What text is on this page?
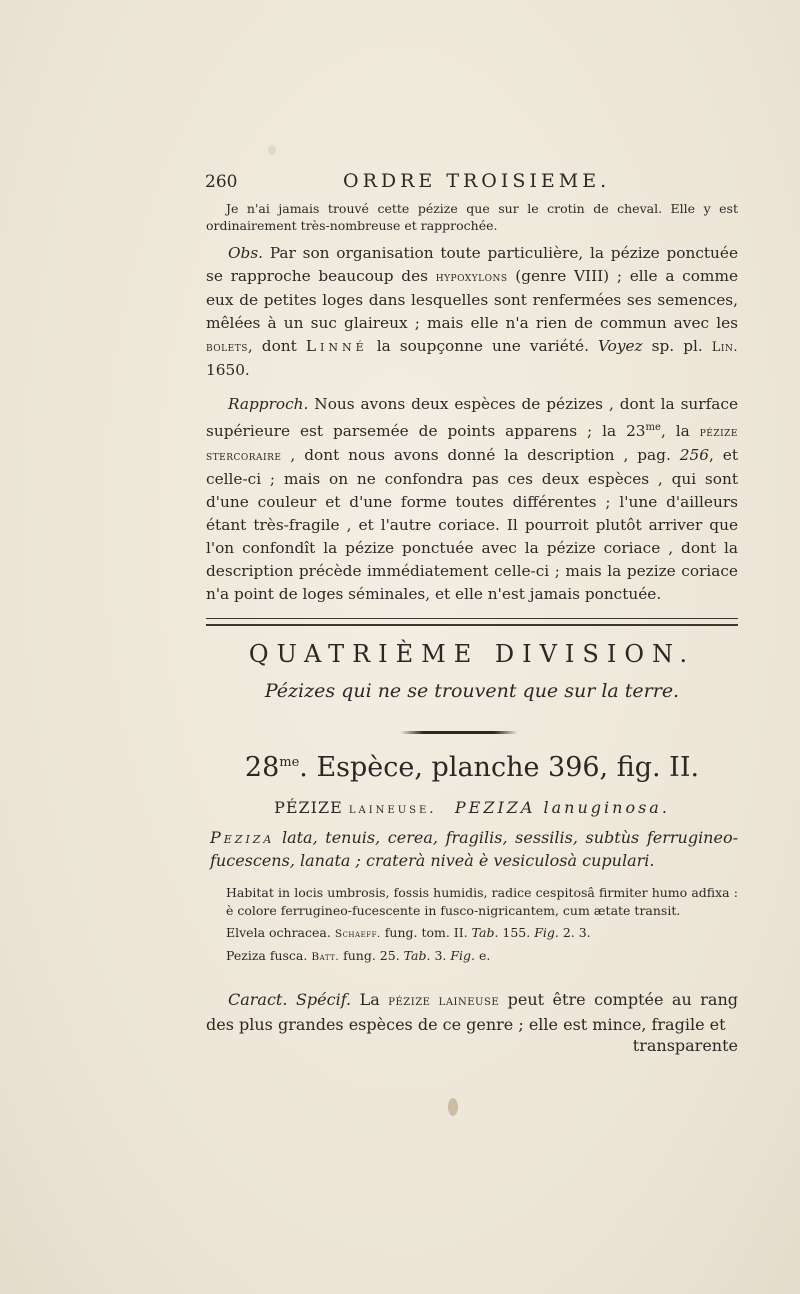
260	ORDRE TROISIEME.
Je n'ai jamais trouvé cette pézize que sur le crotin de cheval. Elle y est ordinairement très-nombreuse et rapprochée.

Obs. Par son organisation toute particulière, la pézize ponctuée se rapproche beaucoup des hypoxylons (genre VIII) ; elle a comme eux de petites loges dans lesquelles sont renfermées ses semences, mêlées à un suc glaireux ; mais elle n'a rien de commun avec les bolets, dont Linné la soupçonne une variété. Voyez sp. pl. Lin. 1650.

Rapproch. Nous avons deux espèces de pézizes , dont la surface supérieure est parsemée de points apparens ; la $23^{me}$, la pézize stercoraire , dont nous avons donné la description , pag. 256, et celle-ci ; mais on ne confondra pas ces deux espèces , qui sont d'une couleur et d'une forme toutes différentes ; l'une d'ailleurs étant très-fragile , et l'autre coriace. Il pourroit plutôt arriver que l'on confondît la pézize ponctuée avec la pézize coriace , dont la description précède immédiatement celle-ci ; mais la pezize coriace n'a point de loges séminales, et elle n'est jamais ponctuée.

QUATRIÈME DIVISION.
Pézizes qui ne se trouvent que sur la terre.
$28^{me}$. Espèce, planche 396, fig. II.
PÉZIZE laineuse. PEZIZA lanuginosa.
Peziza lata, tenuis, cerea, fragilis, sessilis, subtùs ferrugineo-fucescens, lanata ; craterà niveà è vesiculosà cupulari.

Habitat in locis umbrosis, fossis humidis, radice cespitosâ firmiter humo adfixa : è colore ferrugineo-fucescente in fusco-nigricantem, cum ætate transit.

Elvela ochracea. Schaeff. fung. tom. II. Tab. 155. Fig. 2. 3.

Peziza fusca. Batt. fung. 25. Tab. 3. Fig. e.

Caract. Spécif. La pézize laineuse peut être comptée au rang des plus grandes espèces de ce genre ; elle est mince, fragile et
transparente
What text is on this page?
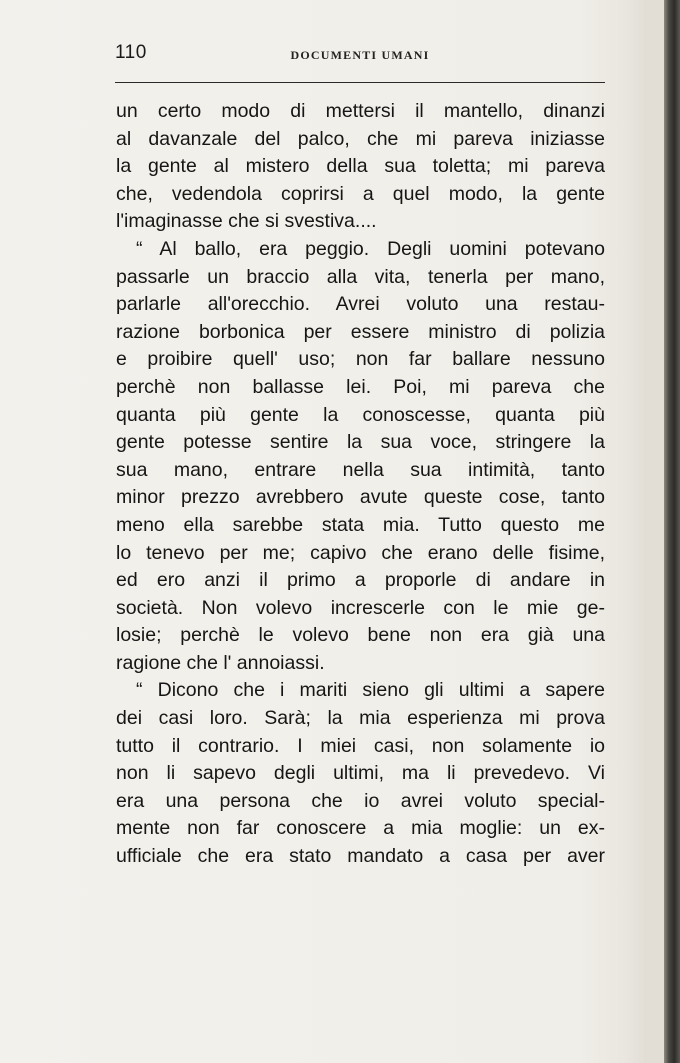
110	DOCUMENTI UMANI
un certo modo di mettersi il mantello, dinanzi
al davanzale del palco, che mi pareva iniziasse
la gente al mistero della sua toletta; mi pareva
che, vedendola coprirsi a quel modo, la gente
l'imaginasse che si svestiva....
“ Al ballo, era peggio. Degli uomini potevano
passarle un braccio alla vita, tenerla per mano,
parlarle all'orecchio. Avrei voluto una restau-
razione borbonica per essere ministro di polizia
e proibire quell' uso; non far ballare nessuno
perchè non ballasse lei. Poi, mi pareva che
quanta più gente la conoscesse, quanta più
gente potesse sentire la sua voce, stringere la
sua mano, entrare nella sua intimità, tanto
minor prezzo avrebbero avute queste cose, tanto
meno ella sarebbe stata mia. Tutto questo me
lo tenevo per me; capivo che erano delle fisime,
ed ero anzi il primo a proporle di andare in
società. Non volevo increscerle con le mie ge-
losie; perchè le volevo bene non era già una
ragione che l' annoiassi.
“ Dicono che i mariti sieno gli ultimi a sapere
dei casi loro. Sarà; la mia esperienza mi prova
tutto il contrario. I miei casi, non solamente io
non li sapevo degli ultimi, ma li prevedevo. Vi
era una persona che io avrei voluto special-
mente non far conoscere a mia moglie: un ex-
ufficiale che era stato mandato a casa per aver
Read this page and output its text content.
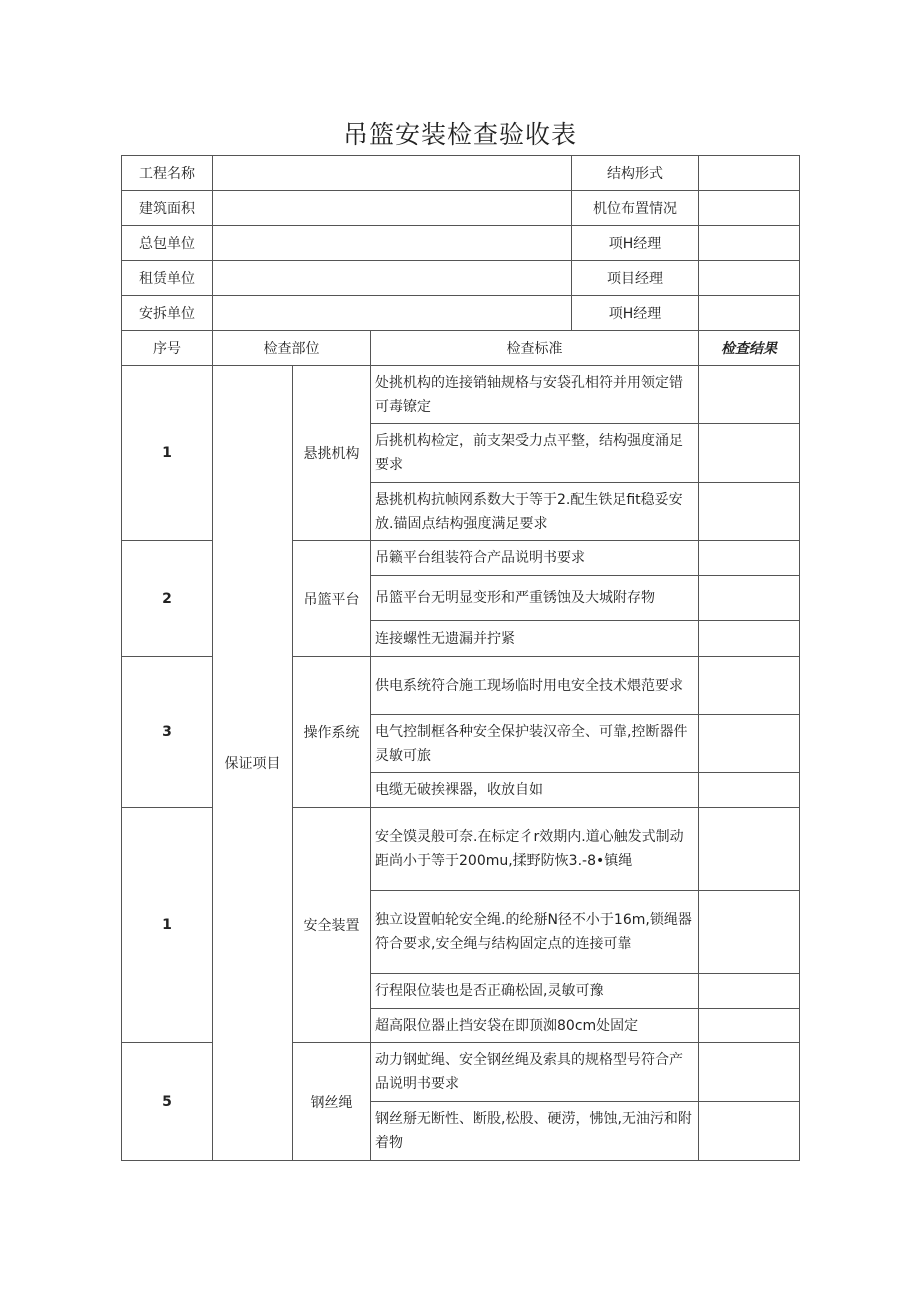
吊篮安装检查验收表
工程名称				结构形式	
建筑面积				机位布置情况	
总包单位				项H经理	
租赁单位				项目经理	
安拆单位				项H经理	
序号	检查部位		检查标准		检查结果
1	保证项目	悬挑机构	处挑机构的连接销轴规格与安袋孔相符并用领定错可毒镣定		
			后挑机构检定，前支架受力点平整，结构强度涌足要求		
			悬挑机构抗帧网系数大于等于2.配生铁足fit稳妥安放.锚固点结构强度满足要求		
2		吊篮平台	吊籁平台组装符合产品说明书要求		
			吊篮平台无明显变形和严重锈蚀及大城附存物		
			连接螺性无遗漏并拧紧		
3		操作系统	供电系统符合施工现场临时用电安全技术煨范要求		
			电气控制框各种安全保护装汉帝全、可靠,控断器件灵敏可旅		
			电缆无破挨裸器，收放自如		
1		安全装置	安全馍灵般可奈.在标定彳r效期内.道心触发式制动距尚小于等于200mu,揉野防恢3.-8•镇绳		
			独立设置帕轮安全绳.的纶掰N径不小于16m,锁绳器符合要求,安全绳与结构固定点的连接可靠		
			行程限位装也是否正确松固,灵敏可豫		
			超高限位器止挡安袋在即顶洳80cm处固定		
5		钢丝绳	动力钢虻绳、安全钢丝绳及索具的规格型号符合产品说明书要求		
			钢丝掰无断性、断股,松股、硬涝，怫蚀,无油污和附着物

# # # # # # #

* [REQUEST]: Take every line containing the word "fragile" and copy it.

* [RESULT OF THE TASK]:
Rapproch. Nous avons deux espèces de pézizes , dont la surface supérieure est parsemée de points apparens ; la $23^{me}$, la pézize stercoraire , dont nous avons donné la description , pag. 256, et celle-ci ; mais on ne confondra pas ces deux espèces , qui sont d'une couleur et d'une forme toutes différentes ; l'une d'ailleurs étant très-fragile , et l'autre coriace. Il pourroit plutôt arriver que l'on confondît la pézize ponctuée avec la pézize coriace , dont la description précède immédiatement celle-ci ; mais la pezize coriace n'a point de loges séminales, et elle n'est jamais ponctuée.
Caract. Spécif. La pézize laineuse peut être comptée au rang des plus grandes espèces de ce genre ; elle est mince, fragile et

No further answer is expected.